(Data listing)
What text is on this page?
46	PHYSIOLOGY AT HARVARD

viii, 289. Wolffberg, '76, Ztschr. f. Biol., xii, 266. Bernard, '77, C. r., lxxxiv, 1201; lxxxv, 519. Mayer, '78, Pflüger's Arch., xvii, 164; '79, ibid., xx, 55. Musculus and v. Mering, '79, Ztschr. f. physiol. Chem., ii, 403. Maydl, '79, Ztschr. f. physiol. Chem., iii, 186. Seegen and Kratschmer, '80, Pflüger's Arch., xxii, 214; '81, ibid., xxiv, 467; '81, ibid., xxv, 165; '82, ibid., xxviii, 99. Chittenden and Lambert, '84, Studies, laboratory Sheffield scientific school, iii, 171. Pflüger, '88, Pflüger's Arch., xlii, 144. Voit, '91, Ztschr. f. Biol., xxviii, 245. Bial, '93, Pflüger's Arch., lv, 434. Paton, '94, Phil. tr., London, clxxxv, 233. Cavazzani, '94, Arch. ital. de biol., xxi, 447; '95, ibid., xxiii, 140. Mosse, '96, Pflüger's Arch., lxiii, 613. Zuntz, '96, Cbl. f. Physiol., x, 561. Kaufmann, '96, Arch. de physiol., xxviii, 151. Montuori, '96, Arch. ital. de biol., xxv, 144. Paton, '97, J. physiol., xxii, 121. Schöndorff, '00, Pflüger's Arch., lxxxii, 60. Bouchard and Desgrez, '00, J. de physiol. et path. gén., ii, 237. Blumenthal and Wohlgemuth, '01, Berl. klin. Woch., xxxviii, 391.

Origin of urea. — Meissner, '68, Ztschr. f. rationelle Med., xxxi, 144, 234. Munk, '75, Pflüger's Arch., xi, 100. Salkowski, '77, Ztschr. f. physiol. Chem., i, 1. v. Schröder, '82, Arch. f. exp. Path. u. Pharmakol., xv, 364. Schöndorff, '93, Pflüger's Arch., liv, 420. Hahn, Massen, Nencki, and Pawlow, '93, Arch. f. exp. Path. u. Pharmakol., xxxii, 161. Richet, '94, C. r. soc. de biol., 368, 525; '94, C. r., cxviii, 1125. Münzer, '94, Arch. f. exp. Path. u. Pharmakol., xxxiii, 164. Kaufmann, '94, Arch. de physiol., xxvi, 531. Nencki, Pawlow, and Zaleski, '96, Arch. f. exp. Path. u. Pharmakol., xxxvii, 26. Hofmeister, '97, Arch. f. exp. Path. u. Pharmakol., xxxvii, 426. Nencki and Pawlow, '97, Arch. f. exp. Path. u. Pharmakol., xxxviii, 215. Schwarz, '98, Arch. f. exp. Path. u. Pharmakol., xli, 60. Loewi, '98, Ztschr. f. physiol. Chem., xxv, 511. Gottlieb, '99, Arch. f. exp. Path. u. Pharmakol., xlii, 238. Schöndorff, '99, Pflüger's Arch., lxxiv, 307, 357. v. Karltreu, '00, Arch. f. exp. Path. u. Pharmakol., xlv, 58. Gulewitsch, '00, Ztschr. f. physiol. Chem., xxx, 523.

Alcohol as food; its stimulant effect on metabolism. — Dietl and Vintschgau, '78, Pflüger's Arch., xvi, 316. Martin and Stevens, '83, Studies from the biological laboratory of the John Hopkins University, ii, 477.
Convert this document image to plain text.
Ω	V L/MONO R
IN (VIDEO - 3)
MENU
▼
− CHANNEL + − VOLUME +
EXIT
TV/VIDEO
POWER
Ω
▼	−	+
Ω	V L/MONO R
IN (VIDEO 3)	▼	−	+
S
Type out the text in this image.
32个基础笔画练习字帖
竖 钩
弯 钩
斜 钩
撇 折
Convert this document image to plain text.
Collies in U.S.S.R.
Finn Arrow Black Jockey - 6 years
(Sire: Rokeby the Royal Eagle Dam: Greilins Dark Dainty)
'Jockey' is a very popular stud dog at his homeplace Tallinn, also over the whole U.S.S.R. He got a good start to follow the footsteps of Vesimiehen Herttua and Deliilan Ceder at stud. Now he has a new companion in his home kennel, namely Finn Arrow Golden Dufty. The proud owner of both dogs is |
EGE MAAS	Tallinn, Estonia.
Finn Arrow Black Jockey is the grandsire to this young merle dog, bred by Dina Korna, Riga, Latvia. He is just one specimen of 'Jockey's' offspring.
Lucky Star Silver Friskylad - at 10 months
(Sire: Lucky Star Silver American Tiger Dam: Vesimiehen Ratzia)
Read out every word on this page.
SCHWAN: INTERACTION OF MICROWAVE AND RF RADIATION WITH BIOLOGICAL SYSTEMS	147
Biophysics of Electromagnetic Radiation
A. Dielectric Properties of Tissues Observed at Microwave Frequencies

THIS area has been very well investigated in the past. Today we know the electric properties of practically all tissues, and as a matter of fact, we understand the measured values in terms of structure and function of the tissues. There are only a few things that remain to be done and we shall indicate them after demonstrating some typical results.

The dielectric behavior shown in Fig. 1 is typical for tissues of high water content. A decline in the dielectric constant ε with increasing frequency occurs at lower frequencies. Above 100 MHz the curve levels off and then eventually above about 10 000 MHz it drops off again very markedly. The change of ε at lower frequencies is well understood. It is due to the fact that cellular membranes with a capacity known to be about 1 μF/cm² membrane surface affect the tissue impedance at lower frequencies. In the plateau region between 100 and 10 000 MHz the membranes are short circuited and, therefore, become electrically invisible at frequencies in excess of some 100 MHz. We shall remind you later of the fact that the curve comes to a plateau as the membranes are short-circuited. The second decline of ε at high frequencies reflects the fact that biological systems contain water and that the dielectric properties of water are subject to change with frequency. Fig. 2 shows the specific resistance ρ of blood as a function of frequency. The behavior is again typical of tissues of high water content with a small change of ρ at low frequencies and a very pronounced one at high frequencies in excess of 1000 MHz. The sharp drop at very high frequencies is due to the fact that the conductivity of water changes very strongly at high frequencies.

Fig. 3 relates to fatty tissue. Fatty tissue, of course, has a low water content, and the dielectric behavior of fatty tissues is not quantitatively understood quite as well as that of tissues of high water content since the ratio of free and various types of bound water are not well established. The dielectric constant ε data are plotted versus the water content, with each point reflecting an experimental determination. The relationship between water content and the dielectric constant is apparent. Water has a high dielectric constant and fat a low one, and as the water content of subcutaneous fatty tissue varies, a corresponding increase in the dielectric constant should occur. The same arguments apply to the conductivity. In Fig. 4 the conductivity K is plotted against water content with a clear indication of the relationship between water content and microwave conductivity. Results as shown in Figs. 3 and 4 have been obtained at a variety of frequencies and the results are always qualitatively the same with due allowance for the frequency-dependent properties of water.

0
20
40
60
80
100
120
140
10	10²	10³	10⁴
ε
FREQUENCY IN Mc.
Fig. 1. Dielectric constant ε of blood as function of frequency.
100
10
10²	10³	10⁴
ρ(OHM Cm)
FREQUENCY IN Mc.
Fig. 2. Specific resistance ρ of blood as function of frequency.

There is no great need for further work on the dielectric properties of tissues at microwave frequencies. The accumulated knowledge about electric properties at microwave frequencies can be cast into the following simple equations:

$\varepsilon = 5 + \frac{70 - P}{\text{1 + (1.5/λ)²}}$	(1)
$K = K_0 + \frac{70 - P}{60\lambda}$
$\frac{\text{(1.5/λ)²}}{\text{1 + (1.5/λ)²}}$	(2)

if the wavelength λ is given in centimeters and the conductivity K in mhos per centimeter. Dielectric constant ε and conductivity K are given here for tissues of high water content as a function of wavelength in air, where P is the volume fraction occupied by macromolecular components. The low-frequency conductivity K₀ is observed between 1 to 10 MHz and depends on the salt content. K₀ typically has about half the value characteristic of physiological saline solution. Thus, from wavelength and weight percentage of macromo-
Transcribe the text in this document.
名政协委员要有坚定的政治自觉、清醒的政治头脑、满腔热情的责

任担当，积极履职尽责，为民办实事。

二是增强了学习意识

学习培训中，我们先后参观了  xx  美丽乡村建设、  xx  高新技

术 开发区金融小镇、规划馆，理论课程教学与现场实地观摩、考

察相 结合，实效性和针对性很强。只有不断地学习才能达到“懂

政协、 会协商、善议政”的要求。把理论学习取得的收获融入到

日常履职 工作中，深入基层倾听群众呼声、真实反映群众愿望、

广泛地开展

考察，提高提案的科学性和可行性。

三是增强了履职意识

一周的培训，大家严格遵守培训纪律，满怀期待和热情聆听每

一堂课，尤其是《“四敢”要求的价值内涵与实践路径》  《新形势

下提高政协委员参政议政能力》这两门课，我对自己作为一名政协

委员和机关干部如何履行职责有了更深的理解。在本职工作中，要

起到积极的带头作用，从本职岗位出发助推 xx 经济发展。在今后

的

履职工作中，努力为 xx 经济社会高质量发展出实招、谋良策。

To be done:
Each line in the data that holds the string "Silver" should be found and copied.

Task response:
Lucky Star Silver Friskylad - at 10 months
(Sire: Lucky Star Silver American Tiger Dam: Vesimiehen Ratzia)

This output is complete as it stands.